Page element annotations:
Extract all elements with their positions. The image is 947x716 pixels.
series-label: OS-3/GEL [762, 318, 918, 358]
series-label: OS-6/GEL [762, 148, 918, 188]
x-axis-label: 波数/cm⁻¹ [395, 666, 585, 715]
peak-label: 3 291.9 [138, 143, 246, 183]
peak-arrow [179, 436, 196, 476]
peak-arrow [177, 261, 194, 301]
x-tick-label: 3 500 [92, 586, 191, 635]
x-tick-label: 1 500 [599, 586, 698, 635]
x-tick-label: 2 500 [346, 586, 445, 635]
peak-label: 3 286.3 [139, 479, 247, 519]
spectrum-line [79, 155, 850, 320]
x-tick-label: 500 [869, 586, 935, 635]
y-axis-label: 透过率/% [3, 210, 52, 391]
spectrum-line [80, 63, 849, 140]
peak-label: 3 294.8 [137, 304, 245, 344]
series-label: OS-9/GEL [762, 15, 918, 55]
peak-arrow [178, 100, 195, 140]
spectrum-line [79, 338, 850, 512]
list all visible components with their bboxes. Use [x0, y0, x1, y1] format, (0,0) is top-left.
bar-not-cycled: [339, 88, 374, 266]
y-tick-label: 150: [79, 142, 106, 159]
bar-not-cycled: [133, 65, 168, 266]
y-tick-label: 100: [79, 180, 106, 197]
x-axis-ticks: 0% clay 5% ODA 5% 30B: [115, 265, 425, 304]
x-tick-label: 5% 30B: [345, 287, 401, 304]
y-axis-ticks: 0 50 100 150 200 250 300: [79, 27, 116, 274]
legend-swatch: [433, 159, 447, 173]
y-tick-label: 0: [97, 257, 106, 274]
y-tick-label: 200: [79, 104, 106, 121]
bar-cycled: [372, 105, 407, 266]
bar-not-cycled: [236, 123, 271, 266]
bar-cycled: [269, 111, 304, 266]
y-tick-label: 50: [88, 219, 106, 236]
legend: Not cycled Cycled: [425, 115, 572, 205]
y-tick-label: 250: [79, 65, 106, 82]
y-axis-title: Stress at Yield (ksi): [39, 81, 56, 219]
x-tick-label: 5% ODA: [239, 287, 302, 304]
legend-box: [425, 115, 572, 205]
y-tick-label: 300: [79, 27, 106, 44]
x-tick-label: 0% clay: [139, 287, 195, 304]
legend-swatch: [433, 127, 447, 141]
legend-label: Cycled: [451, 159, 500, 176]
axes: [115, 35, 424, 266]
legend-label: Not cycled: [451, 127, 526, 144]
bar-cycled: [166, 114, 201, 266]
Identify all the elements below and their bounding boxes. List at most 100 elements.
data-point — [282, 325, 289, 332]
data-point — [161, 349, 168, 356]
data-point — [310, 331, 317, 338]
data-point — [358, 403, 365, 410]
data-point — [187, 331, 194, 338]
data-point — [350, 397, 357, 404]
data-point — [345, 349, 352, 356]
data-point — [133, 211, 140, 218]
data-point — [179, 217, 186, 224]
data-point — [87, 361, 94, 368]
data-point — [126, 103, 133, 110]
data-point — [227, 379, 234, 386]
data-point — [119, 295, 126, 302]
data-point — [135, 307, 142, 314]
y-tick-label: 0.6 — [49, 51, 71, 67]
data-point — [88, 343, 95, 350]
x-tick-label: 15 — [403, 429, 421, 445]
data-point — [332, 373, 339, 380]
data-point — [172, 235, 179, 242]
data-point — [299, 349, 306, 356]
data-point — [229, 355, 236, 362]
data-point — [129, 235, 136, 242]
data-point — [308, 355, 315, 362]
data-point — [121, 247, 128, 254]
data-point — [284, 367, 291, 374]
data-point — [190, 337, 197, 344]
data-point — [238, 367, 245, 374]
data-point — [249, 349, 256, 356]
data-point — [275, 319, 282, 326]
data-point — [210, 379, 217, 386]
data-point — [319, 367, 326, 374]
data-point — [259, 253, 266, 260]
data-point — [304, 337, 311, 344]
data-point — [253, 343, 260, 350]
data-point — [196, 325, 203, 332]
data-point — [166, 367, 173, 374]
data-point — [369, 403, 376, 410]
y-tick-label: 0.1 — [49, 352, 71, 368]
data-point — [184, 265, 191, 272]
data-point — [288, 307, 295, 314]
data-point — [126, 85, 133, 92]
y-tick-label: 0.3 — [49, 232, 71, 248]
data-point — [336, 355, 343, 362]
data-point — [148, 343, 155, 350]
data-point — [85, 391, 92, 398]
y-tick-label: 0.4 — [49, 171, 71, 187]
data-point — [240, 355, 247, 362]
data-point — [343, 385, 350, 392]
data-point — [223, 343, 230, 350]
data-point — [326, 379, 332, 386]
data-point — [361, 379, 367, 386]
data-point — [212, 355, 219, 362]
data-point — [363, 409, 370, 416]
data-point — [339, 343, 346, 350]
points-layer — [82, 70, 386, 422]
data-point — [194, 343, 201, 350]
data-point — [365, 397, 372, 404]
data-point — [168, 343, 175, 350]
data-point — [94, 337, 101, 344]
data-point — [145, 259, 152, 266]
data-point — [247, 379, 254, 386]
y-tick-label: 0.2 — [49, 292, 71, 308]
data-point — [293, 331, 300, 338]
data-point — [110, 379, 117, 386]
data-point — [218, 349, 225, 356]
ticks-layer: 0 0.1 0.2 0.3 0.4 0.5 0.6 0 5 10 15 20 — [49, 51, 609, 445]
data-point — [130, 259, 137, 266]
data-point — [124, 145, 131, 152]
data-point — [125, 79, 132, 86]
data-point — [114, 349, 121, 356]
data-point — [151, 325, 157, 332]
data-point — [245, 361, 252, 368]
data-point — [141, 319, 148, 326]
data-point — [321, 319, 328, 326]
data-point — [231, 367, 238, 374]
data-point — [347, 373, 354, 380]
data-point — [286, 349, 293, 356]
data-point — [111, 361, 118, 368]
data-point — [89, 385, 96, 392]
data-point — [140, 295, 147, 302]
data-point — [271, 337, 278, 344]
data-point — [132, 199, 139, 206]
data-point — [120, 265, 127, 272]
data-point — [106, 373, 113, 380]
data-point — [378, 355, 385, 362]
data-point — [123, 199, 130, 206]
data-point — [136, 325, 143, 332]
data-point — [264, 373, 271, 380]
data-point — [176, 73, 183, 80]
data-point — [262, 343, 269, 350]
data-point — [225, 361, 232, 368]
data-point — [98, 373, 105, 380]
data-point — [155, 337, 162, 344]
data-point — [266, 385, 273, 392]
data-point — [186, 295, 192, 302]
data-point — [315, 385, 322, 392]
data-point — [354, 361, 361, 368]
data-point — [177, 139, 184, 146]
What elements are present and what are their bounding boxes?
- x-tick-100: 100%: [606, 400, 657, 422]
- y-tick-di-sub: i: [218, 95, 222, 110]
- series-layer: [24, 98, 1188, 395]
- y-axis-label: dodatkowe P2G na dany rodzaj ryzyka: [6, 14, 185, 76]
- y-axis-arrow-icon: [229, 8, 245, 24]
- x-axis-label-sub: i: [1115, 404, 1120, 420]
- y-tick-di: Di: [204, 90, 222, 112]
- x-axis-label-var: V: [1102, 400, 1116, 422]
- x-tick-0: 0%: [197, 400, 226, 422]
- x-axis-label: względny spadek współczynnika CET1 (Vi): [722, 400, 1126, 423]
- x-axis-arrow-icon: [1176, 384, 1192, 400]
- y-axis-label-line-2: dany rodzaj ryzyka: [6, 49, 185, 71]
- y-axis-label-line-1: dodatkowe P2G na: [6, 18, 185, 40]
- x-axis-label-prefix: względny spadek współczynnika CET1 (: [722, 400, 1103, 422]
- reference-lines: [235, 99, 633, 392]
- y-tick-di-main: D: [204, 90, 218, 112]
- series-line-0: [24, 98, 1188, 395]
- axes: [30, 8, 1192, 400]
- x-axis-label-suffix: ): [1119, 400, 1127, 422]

# Aim of the task:
Take the rows from the start through the line containing "spectrum-line [79, 338, 850, 512]" and replace "peak-arrow" with "peak-marker" throughout that stretch. Leave everything else unchanged.

# Solution for this task:
Extract all elements with their positions. The image is 947x716 pixels.
series-label: OS-3/GEL [762, 318, 918, 358]
series-label: OS-6/GEL [762, 148, 918, 188]
x-axis-label: 波数/cm⁻¹ [395, 666, 585, 715]
peak-label: 3 291.9 [138, 143, 246, 183]
peak-marker [179, 436, 196, 476]
peak-marker [177, 261, 194, 301]
x-tick-label: 3 500 [92, 586, 191, 635]
x-tick-label: 1 500 [599, 586, 698, 635]
x-tick-label: 2 500 [346, 586, 445, 635]
peak-label: 3 286.3 [139, 479, 247, 519]
spectrum-line [79, 155, 850, 320]
x-tick-label: 500 [869, 586, 935, 635]
y-axis-label: 透过率/% [3, 210, 52, 391]
spectrum-line [80, 63, 849, 140]
peak-label: 3 294.8 [137, 304, 245, 344]
series-label: OS-9/GEL [762, 15, 918, 55]
peak-marker [178, 100, 195, 140]
spectrum-line [79, 338, 850, 512]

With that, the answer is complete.